Information given:
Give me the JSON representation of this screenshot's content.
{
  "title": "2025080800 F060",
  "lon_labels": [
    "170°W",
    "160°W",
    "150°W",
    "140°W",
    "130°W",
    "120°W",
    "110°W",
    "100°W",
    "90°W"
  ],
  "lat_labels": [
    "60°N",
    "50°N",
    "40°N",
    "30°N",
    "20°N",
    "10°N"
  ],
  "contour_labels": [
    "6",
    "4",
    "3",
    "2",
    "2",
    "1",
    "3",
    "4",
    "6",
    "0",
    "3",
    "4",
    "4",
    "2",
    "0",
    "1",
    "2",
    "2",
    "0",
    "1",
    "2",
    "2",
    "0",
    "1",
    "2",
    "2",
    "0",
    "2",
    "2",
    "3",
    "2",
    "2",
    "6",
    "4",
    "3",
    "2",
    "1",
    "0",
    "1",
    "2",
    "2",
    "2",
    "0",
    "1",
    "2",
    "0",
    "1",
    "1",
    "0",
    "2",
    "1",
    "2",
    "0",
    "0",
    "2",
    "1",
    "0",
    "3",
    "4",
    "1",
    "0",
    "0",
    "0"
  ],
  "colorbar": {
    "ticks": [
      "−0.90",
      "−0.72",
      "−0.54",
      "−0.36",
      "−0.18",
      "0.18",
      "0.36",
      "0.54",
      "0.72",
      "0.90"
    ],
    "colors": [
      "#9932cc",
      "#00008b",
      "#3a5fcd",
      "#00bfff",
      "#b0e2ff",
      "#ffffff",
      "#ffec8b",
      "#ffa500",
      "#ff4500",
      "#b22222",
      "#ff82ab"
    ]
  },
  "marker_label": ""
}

* * *

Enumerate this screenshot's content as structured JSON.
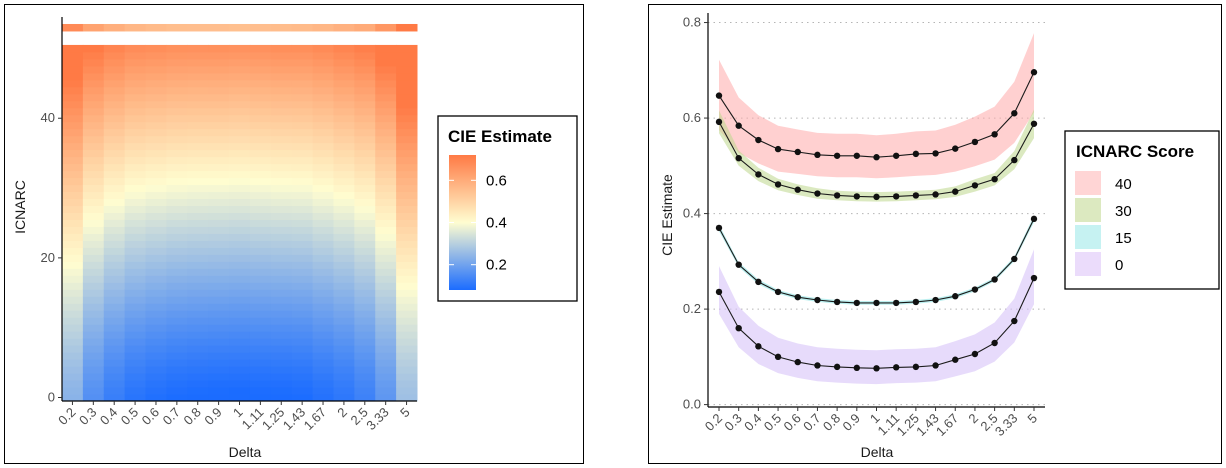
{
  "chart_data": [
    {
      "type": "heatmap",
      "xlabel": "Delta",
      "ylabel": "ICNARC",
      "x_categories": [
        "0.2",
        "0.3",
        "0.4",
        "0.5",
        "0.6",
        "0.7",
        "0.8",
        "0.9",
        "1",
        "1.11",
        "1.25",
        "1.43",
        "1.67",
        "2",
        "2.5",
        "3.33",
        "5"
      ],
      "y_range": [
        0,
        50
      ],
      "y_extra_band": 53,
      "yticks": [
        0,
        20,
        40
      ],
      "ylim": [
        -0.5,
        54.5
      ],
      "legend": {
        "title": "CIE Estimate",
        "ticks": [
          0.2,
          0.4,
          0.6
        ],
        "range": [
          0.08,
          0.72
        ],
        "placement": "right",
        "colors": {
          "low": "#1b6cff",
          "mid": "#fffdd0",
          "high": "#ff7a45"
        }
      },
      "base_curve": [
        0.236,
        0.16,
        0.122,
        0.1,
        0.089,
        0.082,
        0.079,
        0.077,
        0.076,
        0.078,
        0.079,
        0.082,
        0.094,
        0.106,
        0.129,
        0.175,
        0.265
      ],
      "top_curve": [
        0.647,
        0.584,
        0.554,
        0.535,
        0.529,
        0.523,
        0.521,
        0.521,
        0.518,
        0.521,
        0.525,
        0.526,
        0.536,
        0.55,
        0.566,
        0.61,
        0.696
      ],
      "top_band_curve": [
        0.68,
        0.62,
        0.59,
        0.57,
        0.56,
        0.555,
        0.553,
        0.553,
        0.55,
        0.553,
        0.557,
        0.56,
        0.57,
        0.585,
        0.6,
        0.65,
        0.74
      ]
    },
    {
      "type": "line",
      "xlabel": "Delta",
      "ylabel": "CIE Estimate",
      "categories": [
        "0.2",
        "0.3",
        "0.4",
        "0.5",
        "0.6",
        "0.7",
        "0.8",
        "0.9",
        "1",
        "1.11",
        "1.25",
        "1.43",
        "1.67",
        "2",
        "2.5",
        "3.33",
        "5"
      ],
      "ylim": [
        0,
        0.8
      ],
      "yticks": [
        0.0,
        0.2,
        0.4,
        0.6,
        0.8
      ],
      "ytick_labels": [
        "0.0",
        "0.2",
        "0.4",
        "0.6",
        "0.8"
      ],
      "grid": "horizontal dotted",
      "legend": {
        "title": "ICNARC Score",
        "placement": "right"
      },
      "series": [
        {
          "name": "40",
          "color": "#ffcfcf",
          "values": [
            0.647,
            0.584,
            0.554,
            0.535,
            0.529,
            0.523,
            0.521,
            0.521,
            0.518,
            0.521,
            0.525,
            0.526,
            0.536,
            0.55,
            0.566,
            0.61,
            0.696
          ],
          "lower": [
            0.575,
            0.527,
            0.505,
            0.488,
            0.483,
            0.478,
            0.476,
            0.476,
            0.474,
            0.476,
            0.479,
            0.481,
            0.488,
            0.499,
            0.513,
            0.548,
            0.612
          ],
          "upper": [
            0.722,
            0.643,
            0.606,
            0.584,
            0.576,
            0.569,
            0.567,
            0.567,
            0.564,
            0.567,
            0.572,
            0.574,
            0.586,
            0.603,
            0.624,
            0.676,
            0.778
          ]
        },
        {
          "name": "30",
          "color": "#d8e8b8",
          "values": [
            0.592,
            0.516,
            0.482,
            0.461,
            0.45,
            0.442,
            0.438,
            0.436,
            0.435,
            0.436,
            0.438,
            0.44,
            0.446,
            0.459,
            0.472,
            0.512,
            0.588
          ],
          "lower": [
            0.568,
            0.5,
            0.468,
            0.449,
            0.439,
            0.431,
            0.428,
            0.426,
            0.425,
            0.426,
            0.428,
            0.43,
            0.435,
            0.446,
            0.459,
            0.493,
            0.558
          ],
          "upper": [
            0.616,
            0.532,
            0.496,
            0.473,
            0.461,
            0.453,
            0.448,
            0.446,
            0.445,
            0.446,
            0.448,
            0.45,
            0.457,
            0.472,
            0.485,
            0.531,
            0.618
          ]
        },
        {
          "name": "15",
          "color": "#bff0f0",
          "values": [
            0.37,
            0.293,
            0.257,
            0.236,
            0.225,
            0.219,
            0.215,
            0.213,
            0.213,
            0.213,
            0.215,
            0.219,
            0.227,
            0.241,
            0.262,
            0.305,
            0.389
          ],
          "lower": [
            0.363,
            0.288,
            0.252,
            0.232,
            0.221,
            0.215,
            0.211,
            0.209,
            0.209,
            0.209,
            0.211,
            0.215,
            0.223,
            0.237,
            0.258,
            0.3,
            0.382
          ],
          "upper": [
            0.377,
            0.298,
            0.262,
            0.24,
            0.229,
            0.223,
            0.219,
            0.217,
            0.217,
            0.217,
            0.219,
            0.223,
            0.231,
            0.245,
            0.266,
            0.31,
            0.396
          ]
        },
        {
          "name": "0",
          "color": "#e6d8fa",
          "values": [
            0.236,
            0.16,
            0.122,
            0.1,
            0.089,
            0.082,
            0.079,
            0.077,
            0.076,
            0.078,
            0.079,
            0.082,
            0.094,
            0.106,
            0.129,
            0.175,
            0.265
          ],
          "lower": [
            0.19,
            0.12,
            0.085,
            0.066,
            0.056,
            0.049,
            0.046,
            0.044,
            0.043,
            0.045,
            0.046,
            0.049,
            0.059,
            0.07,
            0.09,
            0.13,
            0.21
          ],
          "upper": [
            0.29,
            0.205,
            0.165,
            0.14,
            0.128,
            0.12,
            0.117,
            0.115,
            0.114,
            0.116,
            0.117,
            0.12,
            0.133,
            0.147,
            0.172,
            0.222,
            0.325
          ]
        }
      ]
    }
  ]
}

Exercise brief:
Using the listing, collect all lines in which the string "this" is found.

Answer:
Give me the JSON representation of this screenshot's content.
Enumerate this screenshot's content as structured JSON.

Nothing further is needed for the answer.